>>
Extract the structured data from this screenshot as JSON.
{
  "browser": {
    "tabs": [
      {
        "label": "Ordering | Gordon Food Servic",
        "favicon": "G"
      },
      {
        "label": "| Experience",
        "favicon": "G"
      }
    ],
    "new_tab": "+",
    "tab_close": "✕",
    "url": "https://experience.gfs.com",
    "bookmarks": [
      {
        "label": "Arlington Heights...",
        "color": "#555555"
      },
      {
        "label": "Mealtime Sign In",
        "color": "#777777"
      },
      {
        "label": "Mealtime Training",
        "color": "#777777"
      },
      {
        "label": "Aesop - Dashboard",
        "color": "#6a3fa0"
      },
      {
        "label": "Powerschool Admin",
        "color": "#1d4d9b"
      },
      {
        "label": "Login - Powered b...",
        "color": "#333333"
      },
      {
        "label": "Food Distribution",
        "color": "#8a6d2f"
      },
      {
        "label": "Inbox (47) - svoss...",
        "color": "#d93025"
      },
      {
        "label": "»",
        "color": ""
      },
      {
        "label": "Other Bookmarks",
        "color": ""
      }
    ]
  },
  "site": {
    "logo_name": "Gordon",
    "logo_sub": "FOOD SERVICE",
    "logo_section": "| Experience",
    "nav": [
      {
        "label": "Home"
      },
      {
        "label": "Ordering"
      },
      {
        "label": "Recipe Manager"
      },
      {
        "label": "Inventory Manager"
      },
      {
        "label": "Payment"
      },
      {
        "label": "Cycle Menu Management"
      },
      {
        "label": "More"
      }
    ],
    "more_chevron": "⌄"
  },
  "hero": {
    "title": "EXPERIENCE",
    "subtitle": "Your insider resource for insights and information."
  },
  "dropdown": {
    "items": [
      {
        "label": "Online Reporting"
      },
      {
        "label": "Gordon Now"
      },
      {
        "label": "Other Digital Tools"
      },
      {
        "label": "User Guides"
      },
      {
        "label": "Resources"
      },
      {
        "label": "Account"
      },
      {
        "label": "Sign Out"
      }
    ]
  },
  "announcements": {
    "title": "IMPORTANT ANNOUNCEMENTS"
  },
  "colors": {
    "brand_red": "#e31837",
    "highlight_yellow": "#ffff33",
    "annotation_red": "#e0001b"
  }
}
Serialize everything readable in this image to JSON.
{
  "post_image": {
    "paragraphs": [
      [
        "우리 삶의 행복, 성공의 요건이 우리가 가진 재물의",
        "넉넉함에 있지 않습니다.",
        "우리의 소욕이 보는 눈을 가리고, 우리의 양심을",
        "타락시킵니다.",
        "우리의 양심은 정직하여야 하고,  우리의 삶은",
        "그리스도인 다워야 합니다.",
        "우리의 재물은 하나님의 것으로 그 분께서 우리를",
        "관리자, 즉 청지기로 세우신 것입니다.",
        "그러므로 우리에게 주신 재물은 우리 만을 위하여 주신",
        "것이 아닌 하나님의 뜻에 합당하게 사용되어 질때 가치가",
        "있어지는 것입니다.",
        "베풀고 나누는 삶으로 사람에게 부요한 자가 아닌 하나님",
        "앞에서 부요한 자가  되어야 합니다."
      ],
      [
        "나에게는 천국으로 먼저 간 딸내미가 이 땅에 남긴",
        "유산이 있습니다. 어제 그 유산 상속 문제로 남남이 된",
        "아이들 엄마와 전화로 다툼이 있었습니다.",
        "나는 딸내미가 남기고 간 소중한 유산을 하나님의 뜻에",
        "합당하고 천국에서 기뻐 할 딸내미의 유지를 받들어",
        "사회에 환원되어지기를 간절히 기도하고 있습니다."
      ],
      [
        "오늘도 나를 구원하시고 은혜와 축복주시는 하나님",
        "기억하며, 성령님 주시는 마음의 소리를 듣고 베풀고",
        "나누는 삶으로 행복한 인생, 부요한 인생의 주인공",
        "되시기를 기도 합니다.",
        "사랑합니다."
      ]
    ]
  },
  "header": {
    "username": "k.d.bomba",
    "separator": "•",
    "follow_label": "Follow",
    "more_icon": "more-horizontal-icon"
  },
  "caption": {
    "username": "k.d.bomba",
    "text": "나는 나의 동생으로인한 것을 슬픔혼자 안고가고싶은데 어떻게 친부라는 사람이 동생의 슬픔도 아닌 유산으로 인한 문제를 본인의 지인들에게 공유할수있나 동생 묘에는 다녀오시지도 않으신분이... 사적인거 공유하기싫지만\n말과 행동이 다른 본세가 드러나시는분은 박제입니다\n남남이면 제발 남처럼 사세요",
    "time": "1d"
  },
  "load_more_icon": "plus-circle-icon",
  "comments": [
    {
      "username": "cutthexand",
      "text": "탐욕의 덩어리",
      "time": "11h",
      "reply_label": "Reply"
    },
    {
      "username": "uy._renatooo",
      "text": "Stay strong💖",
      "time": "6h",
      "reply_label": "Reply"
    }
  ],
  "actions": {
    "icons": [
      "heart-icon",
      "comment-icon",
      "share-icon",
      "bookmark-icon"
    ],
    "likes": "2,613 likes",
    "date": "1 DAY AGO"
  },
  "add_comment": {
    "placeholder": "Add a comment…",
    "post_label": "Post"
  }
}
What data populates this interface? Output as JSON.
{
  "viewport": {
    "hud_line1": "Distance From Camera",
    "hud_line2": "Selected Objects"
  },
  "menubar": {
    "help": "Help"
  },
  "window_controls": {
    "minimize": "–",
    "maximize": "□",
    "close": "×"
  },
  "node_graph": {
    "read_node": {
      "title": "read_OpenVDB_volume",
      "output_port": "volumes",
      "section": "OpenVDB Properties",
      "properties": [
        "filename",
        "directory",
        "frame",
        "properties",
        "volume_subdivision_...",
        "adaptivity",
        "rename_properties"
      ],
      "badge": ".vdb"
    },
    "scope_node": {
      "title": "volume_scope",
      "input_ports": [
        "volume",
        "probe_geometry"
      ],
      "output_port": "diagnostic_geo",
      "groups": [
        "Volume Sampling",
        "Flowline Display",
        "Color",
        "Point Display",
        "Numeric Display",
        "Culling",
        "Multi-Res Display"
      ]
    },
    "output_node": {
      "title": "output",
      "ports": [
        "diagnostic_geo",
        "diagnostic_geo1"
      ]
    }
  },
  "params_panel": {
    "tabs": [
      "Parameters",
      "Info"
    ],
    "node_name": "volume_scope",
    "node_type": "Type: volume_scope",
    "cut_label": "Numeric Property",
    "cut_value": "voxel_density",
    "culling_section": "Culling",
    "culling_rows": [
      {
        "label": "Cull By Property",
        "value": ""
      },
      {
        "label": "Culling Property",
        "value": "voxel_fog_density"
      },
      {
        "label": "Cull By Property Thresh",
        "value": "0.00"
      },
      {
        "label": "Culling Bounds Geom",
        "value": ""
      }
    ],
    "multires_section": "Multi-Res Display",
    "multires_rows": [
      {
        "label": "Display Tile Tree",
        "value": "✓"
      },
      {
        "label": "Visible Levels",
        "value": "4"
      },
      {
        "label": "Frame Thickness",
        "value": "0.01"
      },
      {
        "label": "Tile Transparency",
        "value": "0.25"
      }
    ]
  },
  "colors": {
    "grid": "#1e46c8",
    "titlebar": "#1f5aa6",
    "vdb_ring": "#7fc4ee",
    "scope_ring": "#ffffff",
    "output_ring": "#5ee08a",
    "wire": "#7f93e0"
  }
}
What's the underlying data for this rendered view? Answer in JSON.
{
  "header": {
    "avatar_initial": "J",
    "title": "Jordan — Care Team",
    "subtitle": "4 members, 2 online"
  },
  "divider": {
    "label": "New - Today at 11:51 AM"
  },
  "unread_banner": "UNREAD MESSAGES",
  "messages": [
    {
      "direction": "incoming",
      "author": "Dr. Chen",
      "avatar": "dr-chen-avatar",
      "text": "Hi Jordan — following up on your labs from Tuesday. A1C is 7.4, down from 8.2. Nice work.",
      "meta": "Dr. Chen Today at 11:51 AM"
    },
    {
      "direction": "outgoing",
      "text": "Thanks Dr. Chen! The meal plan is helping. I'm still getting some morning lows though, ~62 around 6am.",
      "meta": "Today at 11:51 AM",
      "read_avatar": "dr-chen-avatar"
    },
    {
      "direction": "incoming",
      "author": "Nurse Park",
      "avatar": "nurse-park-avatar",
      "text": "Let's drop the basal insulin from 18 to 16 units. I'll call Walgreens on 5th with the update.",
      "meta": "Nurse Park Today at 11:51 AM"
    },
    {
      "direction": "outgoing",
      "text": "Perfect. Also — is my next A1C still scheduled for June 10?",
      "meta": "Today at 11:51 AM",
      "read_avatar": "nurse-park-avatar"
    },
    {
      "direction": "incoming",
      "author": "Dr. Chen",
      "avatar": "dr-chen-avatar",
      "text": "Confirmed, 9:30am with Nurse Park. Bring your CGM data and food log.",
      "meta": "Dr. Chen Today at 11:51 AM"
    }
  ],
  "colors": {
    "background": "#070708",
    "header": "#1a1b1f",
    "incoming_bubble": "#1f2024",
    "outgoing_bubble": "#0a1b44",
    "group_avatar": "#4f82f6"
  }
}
<<
Short problem: Scan the material above. Copy each line that holds the word "Gordon".

Answer to the problem:
        "label": "Ordering | Gordon Food Servic",
    "logo_name": "Gordon",
        "label": "Gordon Now"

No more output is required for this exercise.